* [Exercise material]:
╭──
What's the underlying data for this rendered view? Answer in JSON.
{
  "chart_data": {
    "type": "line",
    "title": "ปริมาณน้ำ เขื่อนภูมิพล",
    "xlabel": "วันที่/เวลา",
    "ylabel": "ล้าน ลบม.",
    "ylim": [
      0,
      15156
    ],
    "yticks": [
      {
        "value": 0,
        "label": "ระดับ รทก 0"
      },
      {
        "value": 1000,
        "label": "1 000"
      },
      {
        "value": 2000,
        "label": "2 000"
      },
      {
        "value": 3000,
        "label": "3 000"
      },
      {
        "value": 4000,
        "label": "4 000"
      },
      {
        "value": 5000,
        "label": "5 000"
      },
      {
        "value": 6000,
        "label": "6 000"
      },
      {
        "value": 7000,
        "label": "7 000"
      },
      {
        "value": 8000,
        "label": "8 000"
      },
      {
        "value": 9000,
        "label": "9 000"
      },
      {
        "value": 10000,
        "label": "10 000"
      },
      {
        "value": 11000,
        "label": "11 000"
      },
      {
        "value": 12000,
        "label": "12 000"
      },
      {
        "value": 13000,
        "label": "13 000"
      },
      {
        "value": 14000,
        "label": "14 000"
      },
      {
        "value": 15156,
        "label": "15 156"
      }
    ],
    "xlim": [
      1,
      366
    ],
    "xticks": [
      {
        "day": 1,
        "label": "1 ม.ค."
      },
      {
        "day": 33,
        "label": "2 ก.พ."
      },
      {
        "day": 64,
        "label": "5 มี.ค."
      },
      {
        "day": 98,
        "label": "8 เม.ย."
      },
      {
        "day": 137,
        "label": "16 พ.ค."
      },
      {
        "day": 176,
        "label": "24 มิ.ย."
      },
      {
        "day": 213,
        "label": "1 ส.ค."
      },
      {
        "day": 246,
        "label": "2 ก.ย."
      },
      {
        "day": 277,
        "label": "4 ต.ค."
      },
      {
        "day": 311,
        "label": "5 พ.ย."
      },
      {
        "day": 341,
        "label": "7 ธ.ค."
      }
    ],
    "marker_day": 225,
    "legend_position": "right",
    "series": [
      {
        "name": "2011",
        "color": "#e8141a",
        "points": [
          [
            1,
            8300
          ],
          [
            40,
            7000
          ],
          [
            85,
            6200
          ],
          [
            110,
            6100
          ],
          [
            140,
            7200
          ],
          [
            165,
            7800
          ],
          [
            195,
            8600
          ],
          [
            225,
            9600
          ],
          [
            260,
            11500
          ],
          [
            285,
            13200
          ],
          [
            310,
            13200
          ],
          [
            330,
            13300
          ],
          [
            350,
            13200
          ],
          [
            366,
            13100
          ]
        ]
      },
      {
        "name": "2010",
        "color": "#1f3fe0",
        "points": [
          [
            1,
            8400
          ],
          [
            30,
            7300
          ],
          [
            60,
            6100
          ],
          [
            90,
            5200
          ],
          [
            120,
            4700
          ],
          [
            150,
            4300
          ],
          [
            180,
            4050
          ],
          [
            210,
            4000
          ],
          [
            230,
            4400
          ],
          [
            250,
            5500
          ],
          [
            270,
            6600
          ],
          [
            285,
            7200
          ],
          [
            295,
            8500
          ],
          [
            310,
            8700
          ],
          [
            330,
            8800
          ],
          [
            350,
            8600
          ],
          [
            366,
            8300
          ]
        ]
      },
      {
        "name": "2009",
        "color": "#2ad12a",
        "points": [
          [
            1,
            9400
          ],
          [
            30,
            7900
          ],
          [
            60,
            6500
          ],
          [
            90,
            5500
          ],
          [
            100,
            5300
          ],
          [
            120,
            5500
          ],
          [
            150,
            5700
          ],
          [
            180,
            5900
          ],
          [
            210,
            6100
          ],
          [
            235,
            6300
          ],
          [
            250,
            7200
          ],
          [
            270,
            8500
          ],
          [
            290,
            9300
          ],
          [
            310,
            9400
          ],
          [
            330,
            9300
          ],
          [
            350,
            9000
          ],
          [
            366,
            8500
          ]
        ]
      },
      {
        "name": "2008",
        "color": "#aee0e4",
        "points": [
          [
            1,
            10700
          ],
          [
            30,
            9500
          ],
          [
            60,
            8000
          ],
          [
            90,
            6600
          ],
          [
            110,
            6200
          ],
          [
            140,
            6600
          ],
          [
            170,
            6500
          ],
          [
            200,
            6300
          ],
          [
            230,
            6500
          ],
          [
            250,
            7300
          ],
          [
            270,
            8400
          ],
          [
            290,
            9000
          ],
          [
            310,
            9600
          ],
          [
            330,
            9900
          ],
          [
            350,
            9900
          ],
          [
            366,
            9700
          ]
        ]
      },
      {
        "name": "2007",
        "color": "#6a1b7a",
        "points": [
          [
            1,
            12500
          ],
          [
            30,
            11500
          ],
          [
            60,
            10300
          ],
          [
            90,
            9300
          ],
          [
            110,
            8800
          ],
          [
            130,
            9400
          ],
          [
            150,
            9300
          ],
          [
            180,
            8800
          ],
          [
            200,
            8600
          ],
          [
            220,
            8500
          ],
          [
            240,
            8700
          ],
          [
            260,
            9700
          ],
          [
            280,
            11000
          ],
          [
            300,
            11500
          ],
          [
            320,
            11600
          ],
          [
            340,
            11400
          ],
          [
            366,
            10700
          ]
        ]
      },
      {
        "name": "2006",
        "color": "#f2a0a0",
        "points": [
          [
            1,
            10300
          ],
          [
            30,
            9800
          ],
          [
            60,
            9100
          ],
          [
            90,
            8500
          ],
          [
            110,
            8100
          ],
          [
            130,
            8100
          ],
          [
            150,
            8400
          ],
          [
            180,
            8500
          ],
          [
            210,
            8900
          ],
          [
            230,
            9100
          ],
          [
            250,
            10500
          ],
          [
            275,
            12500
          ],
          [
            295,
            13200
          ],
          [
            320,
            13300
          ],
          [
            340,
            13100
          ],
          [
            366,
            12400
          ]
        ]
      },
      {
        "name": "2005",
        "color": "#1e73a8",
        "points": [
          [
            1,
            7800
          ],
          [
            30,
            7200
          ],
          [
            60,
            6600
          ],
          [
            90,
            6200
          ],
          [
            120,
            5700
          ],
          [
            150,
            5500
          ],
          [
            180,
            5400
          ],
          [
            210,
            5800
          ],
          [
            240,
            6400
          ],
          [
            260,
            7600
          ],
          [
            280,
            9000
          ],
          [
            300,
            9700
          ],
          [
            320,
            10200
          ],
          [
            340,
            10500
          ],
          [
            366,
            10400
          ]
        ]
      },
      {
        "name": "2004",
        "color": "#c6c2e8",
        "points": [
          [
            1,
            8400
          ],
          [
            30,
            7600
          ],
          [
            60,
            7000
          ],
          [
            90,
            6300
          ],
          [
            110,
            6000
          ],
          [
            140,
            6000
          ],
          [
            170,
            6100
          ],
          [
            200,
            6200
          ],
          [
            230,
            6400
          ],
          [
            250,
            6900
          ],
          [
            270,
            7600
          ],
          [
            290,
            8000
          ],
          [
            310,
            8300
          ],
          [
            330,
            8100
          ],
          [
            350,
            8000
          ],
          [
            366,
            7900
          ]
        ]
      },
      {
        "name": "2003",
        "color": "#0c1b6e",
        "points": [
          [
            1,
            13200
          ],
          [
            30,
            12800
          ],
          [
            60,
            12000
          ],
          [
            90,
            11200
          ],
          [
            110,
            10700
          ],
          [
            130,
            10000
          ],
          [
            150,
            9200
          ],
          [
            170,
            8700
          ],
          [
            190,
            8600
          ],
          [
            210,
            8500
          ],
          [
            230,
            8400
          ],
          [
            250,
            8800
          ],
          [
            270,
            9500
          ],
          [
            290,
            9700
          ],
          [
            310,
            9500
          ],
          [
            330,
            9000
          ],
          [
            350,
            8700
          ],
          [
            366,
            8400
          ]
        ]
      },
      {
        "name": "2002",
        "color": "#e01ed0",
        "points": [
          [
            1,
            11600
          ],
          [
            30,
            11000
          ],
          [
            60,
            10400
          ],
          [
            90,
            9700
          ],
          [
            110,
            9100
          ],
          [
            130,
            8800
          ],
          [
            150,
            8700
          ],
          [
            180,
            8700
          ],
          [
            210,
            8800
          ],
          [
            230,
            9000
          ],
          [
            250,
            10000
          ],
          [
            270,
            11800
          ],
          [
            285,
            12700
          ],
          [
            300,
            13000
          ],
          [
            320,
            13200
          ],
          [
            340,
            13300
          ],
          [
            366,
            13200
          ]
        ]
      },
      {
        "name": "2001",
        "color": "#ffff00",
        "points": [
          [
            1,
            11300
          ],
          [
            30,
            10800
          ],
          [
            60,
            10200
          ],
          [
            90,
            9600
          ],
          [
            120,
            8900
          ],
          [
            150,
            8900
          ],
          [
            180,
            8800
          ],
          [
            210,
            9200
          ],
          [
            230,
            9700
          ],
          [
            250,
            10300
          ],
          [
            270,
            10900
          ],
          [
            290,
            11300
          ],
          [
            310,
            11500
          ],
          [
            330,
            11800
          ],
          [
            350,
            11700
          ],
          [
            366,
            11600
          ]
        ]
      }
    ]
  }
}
╰──
* [What you are asked to do]: Find every line in the records above that holds the word "color", and copy each one.

* [Written reply]:
        "color": "#e8141a",
        "color": "#1f3fe0",
        "color": "#2ad12a",
        "color": "#aee0e4",
        "color": "#6a1b7a",
        "color": "#f2a0a0",
        "color": "#1e73a8",
        "color": "#c6c2e8",
        "color": "#0c1b6e",
        "color": "#e01ed0",
        "color": "#ffff00",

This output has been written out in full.